-- start of Raw records --

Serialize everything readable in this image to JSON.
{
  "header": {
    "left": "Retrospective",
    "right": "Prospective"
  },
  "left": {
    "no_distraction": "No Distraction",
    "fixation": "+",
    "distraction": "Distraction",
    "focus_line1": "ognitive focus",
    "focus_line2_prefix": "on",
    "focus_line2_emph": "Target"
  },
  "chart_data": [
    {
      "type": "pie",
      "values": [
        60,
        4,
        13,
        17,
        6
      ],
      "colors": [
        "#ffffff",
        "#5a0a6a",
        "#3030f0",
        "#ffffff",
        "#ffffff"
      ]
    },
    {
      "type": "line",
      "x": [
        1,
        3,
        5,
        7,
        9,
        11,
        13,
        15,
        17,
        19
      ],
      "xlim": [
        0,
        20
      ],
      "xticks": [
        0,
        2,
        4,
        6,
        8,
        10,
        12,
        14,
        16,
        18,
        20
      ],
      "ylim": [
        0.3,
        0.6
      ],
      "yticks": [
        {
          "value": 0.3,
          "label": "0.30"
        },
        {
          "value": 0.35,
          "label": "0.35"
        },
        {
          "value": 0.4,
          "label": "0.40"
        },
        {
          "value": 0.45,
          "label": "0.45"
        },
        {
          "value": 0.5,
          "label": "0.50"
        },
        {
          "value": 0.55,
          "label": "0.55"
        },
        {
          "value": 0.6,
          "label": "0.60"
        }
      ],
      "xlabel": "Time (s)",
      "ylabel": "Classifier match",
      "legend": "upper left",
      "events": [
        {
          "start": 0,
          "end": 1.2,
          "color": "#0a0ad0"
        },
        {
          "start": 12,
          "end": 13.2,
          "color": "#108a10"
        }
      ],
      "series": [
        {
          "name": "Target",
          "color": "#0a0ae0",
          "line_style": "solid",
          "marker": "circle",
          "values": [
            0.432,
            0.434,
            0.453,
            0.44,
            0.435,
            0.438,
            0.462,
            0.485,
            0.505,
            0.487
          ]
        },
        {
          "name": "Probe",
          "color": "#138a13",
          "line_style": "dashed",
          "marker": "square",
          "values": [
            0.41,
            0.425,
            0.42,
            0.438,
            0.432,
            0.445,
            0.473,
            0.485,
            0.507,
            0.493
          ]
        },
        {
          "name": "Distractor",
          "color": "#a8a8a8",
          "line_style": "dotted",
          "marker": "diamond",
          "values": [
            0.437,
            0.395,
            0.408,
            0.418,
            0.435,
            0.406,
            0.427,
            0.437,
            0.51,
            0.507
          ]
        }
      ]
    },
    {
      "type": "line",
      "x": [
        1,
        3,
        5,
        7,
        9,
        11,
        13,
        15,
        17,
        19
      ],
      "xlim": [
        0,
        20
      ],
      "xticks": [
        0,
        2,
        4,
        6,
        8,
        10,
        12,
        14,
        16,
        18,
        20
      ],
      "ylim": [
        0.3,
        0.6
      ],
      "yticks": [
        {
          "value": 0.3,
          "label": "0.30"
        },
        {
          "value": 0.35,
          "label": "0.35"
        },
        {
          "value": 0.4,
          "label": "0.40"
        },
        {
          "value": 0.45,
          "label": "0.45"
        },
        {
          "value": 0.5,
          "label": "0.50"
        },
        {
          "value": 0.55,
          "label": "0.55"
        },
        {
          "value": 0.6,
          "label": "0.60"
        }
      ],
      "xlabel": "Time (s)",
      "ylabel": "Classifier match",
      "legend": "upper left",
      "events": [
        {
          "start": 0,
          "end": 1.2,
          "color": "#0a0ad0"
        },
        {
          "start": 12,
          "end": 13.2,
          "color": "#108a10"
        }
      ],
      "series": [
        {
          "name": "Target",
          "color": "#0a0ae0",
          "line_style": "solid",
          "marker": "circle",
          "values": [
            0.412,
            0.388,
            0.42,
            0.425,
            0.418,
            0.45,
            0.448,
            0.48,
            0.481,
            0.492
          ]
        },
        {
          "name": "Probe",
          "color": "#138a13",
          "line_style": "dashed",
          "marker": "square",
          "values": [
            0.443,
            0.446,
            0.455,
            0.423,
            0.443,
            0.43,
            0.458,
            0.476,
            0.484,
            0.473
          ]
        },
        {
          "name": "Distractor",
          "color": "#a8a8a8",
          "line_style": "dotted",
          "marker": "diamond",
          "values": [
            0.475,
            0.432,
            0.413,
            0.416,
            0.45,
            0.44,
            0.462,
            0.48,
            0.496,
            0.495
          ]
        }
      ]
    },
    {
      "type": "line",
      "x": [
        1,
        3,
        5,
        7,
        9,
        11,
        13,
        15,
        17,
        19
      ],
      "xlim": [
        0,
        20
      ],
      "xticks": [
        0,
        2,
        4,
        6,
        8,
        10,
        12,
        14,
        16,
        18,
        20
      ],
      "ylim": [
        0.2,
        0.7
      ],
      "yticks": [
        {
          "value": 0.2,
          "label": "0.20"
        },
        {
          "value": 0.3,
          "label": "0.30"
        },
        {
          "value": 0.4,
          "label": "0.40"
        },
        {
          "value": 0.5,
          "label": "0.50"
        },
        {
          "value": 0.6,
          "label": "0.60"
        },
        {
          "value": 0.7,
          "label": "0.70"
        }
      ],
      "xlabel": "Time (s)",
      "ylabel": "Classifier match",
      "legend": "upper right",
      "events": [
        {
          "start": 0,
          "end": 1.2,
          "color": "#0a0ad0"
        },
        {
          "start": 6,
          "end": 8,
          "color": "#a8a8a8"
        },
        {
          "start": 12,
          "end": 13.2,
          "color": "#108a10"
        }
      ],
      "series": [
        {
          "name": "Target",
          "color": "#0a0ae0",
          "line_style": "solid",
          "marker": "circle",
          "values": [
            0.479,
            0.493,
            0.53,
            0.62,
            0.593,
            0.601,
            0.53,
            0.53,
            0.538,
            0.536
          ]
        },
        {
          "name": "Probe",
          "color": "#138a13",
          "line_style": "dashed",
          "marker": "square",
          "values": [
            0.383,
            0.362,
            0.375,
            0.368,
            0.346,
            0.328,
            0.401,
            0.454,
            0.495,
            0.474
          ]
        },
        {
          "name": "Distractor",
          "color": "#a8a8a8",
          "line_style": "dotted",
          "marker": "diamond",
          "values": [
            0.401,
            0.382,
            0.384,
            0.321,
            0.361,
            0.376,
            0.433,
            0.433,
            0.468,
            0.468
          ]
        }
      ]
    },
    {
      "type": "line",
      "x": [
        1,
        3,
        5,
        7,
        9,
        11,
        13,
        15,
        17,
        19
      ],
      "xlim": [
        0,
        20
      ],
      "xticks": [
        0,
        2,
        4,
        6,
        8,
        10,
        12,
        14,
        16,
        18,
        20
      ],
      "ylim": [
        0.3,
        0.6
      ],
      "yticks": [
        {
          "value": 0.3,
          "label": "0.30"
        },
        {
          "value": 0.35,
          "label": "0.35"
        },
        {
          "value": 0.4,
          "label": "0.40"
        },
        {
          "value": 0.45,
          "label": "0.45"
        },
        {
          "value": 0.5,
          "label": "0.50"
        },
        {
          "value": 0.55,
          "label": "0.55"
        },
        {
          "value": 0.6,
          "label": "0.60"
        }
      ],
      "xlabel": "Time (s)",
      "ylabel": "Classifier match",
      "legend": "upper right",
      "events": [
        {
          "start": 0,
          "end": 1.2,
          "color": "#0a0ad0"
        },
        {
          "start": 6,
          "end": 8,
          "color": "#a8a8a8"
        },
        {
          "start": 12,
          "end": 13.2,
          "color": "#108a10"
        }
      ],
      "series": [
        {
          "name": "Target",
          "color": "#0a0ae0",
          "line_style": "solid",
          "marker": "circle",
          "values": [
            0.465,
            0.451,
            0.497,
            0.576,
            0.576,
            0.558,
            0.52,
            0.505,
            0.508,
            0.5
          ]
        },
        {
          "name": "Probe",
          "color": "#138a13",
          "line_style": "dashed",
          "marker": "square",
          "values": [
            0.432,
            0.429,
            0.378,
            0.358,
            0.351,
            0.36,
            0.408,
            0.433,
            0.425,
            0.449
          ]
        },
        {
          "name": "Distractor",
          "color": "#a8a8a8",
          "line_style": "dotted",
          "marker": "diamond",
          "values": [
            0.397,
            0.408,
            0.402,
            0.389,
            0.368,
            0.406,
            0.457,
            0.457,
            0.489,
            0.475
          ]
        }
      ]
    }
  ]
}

-- end of Raw records --

### Exercise
Which lines contain the word "Distraction"? Copy each one.

### Task answer
    "no_distraction": "No Distraction",
    "distraction": "Distraction",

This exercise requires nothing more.